-------- SOURCE DATA --------

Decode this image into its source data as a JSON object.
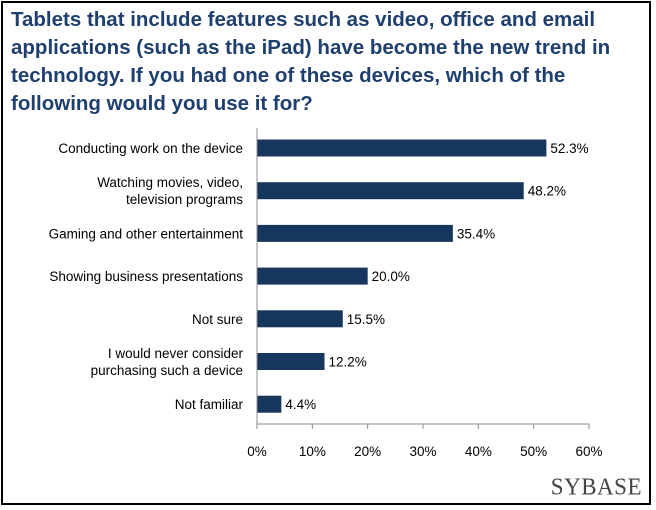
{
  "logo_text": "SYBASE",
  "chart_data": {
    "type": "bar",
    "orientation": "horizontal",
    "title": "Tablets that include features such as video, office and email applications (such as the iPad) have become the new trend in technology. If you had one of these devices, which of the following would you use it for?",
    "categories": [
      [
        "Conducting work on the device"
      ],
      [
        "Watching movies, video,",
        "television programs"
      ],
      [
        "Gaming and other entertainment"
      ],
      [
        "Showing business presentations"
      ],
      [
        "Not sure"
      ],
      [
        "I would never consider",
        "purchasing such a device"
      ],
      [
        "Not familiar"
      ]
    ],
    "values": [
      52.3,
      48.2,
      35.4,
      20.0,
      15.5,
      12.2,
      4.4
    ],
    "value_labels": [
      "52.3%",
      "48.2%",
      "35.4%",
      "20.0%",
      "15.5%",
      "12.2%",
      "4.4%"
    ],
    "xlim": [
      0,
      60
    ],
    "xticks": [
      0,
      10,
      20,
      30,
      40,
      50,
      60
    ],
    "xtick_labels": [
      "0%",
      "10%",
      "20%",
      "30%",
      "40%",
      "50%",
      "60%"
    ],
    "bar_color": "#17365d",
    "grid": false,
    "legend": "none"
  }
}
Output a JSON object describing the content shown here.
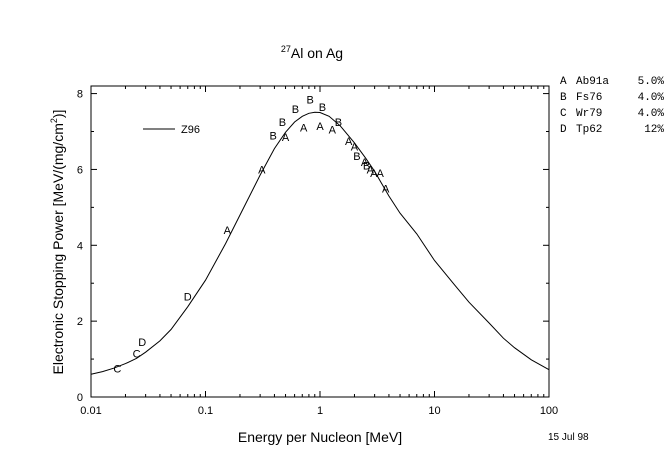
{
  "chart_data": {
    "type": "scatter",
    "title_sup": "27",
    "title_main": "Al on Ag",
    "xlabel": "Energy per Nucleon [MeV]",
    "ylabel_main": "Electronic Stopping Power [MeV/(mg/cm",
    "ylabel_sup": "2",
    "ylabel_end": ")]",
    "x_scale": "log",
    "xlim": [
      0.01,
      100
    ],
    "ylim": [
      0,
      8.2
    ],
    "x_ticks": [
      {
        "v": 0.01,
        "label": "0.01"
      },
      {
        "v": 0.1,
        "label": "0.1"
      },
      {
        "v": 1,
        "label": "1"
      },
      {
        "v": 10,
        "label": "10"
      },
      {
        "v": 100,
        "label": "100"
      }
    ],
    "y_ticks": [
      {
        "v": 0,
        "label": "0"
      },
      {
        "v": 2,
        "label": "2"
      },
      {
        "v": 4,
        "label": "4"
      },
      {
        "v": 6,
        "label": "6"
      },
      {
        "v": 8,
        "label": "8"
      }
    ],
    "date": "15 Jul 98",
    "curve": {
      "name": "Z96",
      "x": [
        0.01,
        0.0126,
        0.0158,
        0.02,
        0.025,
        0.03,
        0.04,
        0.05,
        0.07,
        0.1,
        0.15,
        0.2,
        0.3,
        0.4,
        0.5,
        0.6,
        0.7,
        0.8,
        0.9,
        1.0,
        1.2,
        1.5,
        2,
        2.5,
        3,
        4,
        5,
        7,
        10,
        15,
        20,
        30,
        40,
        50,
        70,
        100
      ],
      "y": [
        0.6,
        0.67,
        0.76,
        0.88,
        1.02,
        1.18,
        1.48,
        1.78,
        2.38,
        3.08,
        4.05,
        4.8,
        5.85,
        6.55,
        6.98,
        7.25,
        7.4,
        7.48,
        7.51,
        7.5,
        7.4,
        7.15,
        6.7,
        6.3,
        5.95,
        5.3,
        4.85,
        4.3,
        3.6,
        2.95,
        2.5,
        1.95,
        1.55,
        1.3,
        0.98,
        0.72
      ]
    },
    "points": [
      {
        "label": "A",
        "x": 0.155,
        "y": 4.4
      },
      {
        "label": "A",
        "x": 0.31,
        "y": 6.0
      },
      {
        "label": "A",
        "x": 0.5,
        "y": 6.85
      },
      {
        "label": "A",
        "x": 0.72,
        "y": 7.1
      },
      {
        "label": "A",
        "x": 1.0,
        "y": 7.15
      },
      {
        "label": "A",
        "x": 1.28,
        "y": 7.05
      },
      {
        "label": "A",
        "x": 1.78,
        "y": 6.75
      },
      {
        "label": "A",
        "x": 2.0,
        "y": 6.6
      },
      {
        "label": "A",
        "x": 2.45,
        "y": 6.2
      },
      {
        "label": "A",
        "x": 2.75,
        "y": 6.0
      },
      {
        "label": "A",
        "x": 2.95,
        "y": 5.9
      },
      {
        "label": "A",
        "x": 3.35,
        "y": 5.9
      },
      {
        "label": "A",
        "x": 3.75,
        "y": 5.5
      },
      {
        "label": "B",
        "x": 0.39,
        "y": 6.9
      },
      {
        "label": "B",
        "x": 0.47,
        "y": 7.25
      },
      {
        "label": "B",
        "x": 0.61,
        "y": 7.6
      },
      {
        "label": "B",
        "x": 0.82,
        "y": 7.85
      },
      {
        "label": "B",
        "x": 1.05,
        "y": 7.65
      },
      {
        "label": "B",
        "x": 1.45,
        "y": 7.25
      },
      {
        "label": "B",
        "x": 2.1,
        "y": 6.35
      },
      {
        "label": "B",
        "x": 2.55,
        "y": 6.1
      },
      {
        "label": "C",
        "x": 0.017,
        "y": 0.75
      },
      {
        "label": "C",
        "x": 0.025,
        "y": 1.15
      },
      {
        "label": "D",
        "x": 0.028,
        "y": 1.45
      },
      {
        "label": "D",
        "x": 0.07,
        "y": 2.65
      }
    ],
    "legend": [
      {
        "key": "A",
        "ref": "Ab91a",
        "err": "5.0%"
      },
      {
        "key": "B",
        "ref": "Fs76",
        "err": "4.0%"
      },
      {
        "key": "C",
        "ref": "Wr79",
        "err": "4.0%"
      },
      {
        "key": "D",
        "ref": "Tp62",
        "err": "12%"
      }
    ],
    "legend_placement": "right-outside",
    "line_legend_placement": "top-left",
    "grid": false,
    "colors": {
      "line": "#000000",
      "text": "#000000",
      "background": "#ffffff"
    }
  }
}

--------

# DIRECTIVE:
Find all lines with "object" in them and copy each one.

# RESULT OF THIS TASK:
Decode this image into its source data as a JSON object.
Output a JSON object describing the content shown here.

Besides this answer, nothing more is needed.